### [What the task requires]
Write the entries below out again exactly; any picture in them stays out.

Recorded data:
——————
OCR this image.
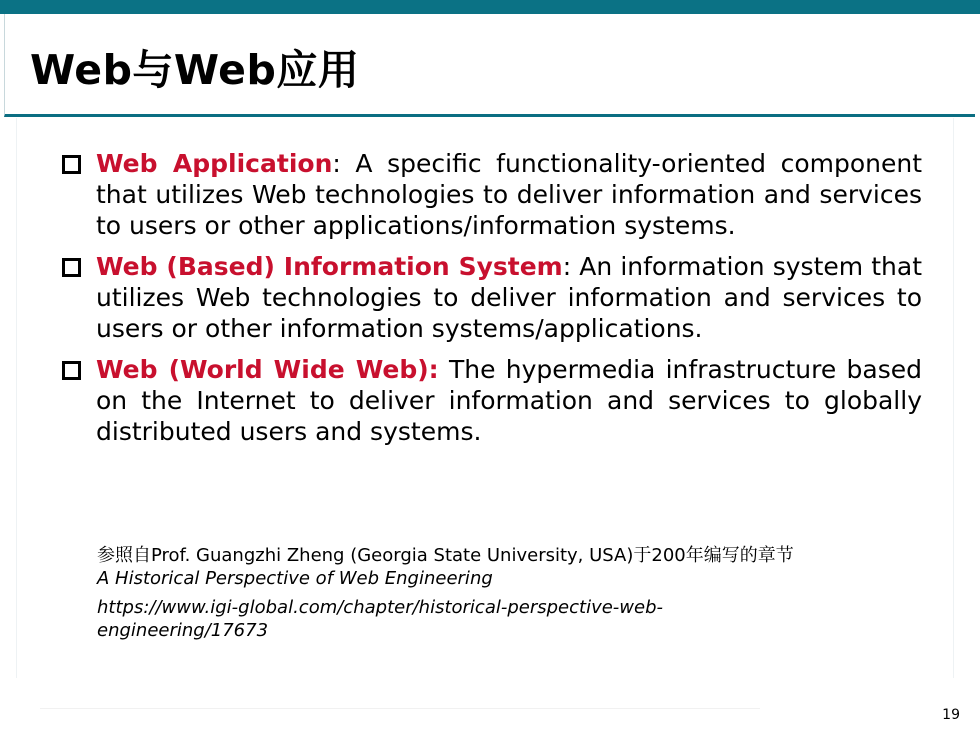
Web与Web应用
Web Application: A specific functionality-oriented component that utilizes Web technologies to deliver information and services to users or other applications/information systems.
Web (Based) Information System: An information system that utilizes Web technologies to deliver information and services to users or other information systems/applications.
Web (World Wide Web): The hypermedia infrastructure based on the Internet to deliver information and services to globally distributed users and systems.

参照自Prof. Guangzhi Zheng (Georgia State University, USA)于200年编写的章节

A Historical Perspective of Web Engineering

https://www.igi-global.com/chapter/historical-perspective-web-engineering/17673

19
——————
### [Response to this exercise]
OCR this image.
Web与Web应用
Web Application: A specific functionality-oriented component that utilizes Web technologies to deliver information and services to users or other applications/information systems.
Web (Based) Information System: An information system that utilizes Web technologies to deliver information and services to users or other information systems/applications.
Web (World Wide Web): The hypermedia infrastructure based on the Internet to deliver information and services to globally distributed users and systems.

参照自Prof. Guangzhi Zheng (Georgia State University, USA)于200年编写的章节

A Historical Perspective of Web Engineering

https://www.igi-global.com/chapter/historical-perspective-web-engineering/17673

19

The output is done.